* Records provided
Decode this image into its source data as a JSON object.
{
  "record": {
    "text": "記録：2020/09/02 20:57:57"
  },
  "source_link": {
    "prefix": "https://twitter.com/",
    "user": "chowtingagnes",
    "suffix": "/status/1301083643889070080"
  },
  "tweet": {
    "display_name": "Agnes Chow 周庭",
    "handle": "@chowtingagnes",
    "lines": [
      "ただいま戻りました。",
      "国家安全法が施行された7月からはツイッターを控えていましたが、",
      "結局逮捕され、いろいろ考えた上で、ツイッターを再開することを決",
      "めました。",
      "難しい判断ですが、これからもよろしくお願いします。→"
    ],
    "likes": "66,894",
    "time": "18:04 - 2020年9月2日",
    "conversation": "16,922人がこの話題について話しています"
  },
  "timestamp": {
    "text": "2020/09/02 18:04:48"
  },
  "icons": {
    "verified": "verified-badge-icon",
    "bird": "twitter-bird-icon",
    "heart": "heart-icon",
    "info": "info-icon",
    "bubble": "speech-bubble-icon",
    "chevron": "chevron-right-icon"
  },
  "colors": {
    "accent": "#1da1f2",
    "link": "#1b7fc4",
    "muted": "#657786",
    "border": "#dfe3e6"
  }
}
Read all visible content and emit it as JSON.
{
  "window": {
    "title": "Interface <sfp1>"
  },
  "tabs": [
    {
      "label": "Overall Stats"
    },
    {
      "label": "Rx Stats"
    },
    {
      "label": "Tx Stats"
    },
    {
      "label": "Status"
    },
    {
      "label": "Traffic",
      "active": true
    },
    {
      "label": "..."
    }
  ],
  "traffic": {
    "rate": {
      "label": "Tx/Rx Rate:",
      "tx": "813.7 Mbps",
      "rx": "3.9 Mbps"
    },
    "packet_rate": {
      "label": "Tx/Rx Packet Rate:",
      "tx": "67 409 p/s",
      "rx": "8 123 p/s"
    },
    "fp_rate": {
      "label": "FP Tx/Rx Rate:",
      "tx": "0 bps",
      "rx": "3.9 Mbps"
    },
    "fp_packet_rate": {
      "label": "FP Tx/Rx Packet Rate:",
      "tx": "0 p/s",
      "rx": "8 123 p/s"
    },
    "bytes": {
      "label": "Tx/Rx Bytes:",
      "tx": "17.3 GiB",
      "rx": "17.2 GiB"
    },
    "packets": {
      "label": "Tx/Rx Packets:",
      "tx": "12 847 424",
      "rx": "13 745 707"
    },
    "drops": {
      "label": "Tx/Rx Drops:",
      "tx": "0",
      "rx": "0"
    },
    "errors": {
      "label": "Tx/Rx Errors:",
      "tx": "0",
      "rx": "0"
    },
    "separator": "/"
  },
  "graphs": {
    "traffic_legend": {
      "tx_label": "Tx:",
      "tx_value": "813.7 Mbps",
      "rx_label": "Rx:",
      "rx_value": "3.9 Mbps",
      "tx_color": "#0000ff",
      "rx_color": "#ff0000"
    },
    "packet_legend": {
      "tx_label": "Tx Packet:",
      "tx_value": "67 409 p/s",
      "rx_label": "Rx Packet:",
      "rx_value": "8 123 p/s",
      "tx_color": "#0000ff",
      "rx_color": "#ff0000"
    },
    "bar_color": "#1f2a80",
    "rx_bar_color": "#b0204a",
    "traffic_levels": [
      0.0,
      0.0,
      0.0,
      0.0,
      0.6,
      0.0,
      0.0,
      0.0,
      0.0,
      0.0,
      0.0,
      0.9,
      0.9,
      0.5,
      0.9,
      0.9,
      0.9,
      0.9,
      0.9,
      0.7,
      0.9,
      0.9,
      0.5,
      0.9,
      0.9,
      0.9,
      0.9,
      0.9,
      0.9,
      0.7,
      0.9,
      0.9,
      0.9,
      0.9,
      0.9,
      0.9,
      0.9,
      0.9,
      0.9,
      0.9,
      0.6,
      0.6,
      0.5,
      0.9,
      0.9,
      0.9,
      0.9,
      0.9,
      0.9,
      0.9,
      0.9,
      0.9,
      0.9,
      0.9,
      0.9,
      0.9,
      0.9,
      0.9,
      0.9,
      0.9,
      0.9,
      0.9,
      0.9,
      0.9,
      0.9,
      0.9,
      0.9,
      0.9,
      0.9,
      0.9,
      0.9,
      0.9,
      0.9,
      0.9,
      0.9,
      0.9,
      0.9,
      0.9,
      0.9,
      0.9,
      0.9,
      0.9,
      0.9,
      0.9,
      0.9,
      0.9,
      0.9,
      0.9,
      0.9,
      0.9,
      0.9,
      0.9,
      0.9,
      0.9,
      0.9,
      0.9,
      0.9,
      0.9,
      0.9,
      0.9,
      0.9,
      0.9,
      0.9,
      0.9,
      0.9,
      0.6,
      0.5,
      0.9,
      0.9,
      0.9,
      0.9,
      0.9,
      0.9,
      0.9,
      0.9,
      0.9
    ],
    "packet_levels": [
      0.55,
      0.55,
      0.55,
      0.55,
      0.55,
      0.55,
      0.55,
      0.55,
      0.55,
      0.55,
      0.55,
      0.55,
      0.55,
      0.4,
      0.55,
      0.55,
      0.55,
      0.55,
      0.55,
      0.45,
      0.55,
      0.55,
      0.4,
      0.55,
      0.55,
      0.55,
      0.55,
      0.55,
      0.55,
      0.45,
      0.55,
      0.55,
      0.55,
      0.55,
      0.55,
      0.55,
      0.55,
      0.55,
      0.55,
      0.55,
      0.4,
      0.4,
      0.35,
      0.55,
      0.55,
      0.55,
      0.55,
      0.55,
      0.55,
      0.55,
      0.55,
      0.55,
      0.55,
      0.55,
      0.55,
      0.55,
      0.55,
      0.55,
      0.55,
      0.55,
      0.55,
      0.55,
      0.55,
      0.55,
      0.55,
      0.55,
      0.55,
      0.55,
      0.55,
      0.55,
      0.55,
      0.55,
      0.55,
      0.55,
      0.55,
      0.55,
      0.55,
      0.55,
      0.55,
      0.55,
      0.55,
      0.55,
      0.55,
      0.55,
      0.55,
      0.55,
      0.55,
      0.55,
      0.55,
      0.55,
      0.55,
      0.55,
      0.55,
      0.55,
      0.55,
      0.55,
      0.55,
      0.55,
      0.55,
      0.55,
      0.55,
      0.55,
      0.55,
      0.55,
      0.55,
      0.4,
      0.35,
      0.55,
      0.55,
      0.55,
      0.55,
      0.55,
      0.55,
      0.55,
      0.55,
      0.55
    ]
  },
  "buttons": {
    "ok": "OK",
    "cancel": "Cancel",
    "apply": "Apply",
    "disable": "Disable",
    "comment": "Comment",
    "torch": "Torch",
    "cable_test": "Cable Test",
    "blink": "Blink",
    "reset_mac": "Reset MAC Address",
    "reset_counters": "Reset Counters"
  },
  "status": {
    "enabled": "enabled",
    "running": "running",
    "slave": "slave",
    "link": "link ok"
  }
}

* Exercise prompt
Copy each record from above exactly, and include every line.

* Exercise output
Decode this image into its source data as a JSON object.
{
  "record": {
    "text": "記録：2020/09/02 20:57:57"
  },
  "source_link": {
    "prefix": "https://twitter.com/",
    "user": "chowtingagnes",
    "suffix": "/status/1301083643889070080"
  },
  "tweet": {
    "display_name": "Agnes Chow 周庭",
    "handle": "@chowtingagnes",
    "lines": [
      "ただいま戻りました。",
      "国家安全法が施行された7月からはツイッターを控えていましたが、",
      "結局逮捕され、いろいろ考えた上で、ツイッターを再開することを決",
      "めました。",
      "難しい判断ですが、これからもよろしくお願いします。→"
    ],
    "likes": "66,894",
    "time": "18:04 - 2020年9月2日",
    "conversation": "16,922人がこの話題について話しています"
  },
  "timestamp": {
    "text": "2020/09/02 18:04:48"
  },
  "icons": {
    "verified": "verified-badge-icon",
    "bird": "twitter-bird-icon",
    "heart": "heart-icon",
    "info": "info-icon",
    "bubble": "speech-bubble-icon",
    "chevron": "chevron-right-icon"
  },
  "colors": {
    "accent": "#1da1f2",
    "link": "#1b7fc4",
    "muted": "#657786",
    "border": "#dfe3e6"
  }
}
Read all visible content and emit it as JSON.
{
  "window": {
    "title": "Interface <sfp1>"
  },
  "tabs": [
    {
      "label": "Overall Stats"
    },
    {
      "label": "Rx Stats"
    },
    {
      "label": "Tx Stats"
    },
    {
      "label": "Status"
    },
    {
      "label": "Traffic",
      "active": true
    },
    {
      "label": "..."
    }
  ],
  "traffic": {
    "rate": {
      "label": "Tx/Rx Rate:",
      "tx": "813.7 Mbps",
      "rx": "3.9 Mbps"
    },
    "packet_rate": {
      "label": "Tx/Rx Packet Rate:",
      "tx": "67 409 p/s",
      "rx": "8 123 p/s"
    },
    "fp_rate": {
      "label": "FP Tx/Rx Rate:",
      "tx": "0 bps",
      "rx": "3.9 Mbps"
    },
    "fp_packet_rate": {
      "label": "FP Tx/Rx Packet Rate:",
      "tx": "0 p/s",
      "rx": "8 123 p/s"
    },
    "bytes": {
      "label": "Tx/Rx Bytes:",
      "tx": "17.3 GiB",
      "rx": "17.2 GiB"
    },
    "packets": {
      "label": "Tx/Rx Packets:",
      "tx": "12 847 424",
      "rx": "13 745 707"
    },
    "drops": {
      "label": "Tx/Rx Drops:",
      "tx": "0",
      "rx": "0"
    },
    "errors": {
      "label": "Tx/Rx Errors:",
      "tx": "0",
      "rx": "0"
    },
    "separator": "/"
  },
  "graphs": {
    "traffic_legend": {
      "tx_label": "Tx:",
      "tx_value": "813.7 Mbps",
      "rx_label": "Rx:",
      "rx_value": "3.9 Mbps",
      "tx_color": "#0000ff",
      "rx_color": "#ff0000"
    },
    "packet_legend": {
      "tx_label": "Tx Packet:",
      "tx_value": "67 409 p/s",
      "rx_label": "Rx Packet:",
      "rx_value": "8 123 p/s",
      "tx_color": "#0000ff",
      "rx_color": "#ff0000"
    },
    "bar_color": "#1f2a80",
    "rx_bar_color": "#b0204a",
    "traffic_levels": [
      0.0,
      0.0,
      0.0,
      0.0,
      0.6,
      0.0,
      0.0,
      0.0,
      0.0,
      0.0,
      0.0,
      0.9,
      0.9,
      0.5,
      0.9,
      0.9,
      0.9,
      0.9,
      0.9,
      0.7,
      0.9,
      0.9,
      0.5,
      0.9,
      0.9,
      0.9,
      0.9,
      0.9,
      0.9,
      0.7,
      0.9,
      0.9,
      0.9,
      0.9,
      0.9,
      0.9,
      0.9,
      0.9,
      0.9,
      0.9,
      0.6,
      0.6,
      0.5,
      0.9,
      0.9,
      0.9,
      0.9,
      0.9,
      0.9,
      0.9,
      0.9,
      0.9,
      0.9,
      0.9,
      0.9,
      0.9,
      0.9,
      0.9,
      0.9,
      0.9,
      0.9,
      0.9,
      0.9,
      0.9,
      0.9,
      0.9,
      0.9,
      0.9,
      0.9,
      0.9,
      0.9,
      0.9,
      0.9,
      0.9,
      0.9,
      0.9,
      0.9,
      0.9,
      0.9,
      0.9,
      0.9,
      0.9,
      0.9,
      0.9,
      0.9,
      0.9,
      0.9,
      0.9,
      0.9,
      0.9,
      0.9,
      0.9,
      0.9,
      0.9,
      0.9,
      0.9,
      0.9,
      0.9,
      0.9,
      0.9,
      0.9,
      0.9,
      0.9,
      0.9,
      0.9,
      0.6,
      0.5,
      0.9,
      0.9,
      0.9,
      0.9,
      0.9,
      0.9,
      0.9,
      0.9,
      0.9
    ],
    "packet_levels": [
      0.55,
      0.55,
      0.55,
      0.55,
      0.55,
      0.55,
      0.55,
      0.55,
      0.55,
      0.55,
      0.55,
      0.55,
      0.55,
      0.4,
      0.55,
      0.55,
      0.55,
      0.55,
      0.55,
      0.45,
      0.55,
      0.55,
      0.4,
      0.55,
      0.55,
      0.55,
      0.55,
      0.55,
      0.55,
      0.45,
      0.55,
      0.55,
      0.55,
      0.55,
      0.55,
      0.55,
      0.55,
      0.55,
      0.55,
      0.55,
      0.4,
      0.4,
      0.35,
      0.55,
      0.55,
      0.55,
      0.55,
      0.55,
      0.55,
      0.55,
      0.55,
      0.55,
      0.55,
      0.55,
      0.55,
      0.55,
      0.55,
      0.55,
      0.55,
      0.55,
      0.55,
      0.55,
      0.55,
      0.55,
      0.55,
      0.55,
      0.55,
      0.55,
      0.55,
      0.55,
      0.55,
      0.55,
      0.55,
      0.55,
      0.55,
      0.55,
      0.55,
      0.55,
      0.55,
      0.55,
      0.55,
      0.55,
      0.55,
      0.55,
      0.55,
      0.55,
      0.55,
      0.55,
      0.55,
      0.55,
      0.55,
      0.55,
      0.55,
      0.55,
      0.55,
      0.55,
      0.55,
      0.55,
      0.55,
      0.55,
      0.55,
      0.55,
      0.55,
      0.55,
      0.55,
      0.4,
      0.35,
      0.55,
      0.55,
      0.55,
      0.55,
      0.55,
      0.55,
      0.55,
      0.55,
      0.55
    ]
  },
  "buttons": {
    "ok": "OK",
    "cancel": "Cancel",
    "apply": "Apply",
    "disable": "Disable",
    "comment": "Comment",
    "torch": "Torch",
    "cable_test": "Cable Test",
    "blink": "Blink",
    "reset_mac": "Reset MAC Address",
    "reset_counters": "Reset Counters"
  },
  "status": {
    "enabled": "enabled",
    "running": "running",
    "slave": "slave",
    "link": "link ok"
  }
}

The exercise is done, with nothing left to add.